Exercise instructions:
Repeat each entry word for word. Leave any images out of the copy.

Available data:
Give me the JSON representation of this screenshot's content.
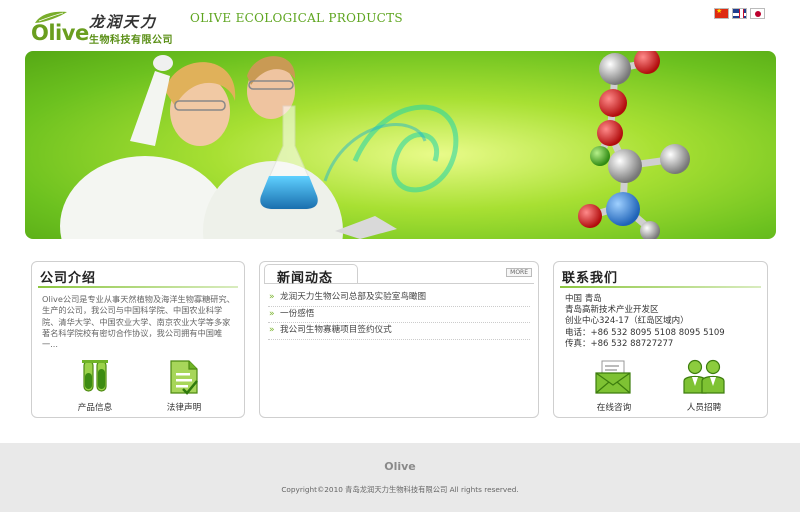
{
  "header": {
    "logo_wordmark": "Olive",
    "logo_cn": "龙润天力",
    "logo_sub": "生物科技有限公司",
    "tagline": "OLIVE ECOLOGICAL PRODUCTS",
    "languages": [
      "zh-CN",
      "en-GB",
      "ja-JP"
    ]
  },
  "colors": {
    "brand_green": "#6a9e1f",
    "accent_green": "#8cc63f",
    "banner_green": "#a8e033",
    "footer_bg": "#e9e9e9"
  },
  "about": {
    "title": "公司介绍",
    "text": "Olive公司是专业从事天然植物及海洋生物寡糖研究、生产的公司，我公司与中国科学院、中国农业科学院、清华大学、中国农业大学、南京农业大学等多家著名科学院校有密切合作协议，我公司拥有中国唯一...",
    "links": [
      {
        "label": "产品信息",
        "icon": "test-tubes-icon"
      },
      {
        "label": "法律声明",
        "icon": "document-icon"
      }
    ]
  },
  "news": {
    "title": "新闻动态",
    "more_label": "MORE",
    "items": [
      "龙润天力生物公司总部及实验室鸟瞰图",
      "一份感悟",
      "我公司生物寡糖项目签约仪式"
    ]
  },
  "contact": {
    "title": "联系我们",
    "lines": [
      "中国  青岛",
      "青岛高新技术产业开发区",
      "创业中心324-17（红岛区域内）",
      "电话：+86 532 8095 5108 8095 5109",
      "传真：+86 532 88727277"
    ],
    "links": [
      {
        "label": "在线咨询",
        "icon": "envelope-icon"
      },
      {
        "label": "人员招聘",
        "icon": "people-icon"
      }
    ]
  },
  "footer": {
    "logo": "Olive",
    "copyright": "Copyright©2010 青岛龙润天力生物科技有限公司  All rights reserved."
  }
}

Solution for this task:
Give me the JSON representation of this screenshot's content.
{
  "header": {
    "logo_wordmark": "Olive",
    "logo_cn": "龙润天力",
    "logo_sub": "生物科技有限公司",
    "tagline": "OLIVE ECOLOGICAL PRODUCTS",
    "languages": [
      "zh-CN",
      "en-GB",
      "ja-JP"
    ]
  },
  "colors": {
    "brand_green": "#6a9e1f",
    "accent_green": "#8cc63f",
    "banner_green": "#a8e033",
    "footer_bg": "#e9e9e9"
  },
  "about": {
    "title": "公司介绍",
    "text": "Olive公司是专业从事天然植物及海洋生物寡糖研究、生产的公司，我公司与中国科学院、中国农业科学院、清华大学、中国农业大学、南京农业大学等多家著名科学院校有密切合作协议，我公司拥有中国唯一...",
    "links": [
      {
        "label": "产品信息",
        "icon": "test-tubes-icon"
      },
      {
        "label": "法律声明",
        "icon": "document-icon"
      }
    ]
  },
  "news": {
    "title": "新闻动态",
    "more_label": "MORE",
    "items": [
      "龙润天力生物公司总部及实验室鸟瞰图",
      "一份感悟",
      "我公司生物寡糖项目签约仪式"
    ]
  },
  "contact": {
    "title": "联系我们",
    "lines": [
      "中国  青岛",
      "青岛高新技术产业开发区",
      "创业中心324-17（红岛区域内）",
      "电话：+86 532 8095 5108 8095 5109",
      "传真：+86 532 88727277"
    ],
    "links": [
      {
        "label": "在线咨询",
        "icon": "envelope-icon"
      },
      {
        "label": "人员招聘",
        "icon": "people-icon"
      }
    ]
  },
  "footer": {
    "logo": "Olive",
    "copyright": "Copyright©2010 青岛龙润天力生物科技有限公司  All rights reserved."
  }
}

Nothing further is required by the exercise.